[Provided information]:
--- --- ---
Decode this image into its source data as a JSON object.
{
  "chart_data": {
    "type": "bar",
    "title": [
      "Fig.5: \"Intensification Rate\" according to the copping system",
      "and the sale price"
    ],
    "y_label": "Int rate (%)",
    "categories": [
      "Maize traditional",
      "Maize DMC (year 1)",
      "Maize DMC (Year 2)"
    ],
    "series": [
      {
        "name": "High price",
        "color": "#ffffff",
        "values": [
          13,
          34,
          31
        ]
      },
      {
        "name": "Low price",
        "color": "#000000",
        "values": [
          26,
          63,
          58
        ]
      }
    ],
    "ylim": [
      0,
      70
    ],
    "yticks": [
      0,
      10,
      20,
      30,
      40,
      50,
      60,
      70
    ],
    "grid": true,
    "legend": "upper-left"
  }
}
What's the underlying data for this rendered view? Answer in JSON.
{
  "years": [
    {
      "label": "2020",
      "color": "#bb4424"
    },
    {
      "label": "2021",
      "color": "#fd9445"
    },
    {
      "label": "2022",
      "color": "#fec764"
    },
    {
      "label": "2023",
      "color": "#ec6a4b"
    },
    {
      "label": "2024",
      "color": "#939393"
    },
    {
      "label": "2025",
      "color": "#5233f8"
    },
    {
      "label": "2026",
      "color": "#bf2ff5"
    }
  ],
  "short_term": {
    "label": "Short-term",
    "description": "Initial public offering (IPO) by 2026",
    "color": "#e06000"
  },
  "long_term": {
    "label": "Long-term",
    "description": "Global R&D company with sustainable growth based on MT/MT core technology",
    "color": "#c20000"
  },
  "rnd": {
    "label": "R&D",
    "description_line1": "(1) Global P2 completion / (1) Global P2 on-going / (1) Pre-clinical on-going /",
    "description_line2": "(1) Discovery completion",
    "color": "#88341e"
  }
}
--- --- ---
[Set problem]:
Repeat only the stretch of lines starting at the one containing "What's the underlying" and running to the final line of the entries above.

[Final answer]:
What's the underlying data for this rendered view? Answer in JSON.
{
  "years": [
    {
      "label": "2020",
      "color": "#bb4424"
    },
    {
      "label": "2021",
      "color": "#fd9445"
    },
    {
      "label": "2022",
      "color": "#fec764"
    },
    {
      "label": "2023",
      "color": "#ec6a4b"
    },
    {
      "label": "2024",
      "color": "#939393"
    },
    {
      "label": "2025",
      "color": "#5233f8"
    },
    {
      "label": "2026",
      "color": "#bf2ff5"
    }
  ],
  "short_term": {
    "label": "Short-term",
    "description": "Initial public offering (IPO) by 2026",
    "color": "#e06000"
  },
  "long_term": {
    "label": "Long-term",
    "description": "Global R&D company with sustainable growth based on MT/MT core technology",
    "color": "#c20000"
  },
  "rnd": {
    "label": "R&D",
    "description_line1": "(1) Global P2 completion / (1) Global P2 on-going / (1) Pre-clinical on-going /",
    "description_line2": "(1) Discovery completion",
    "color": "#88341e"
  }
}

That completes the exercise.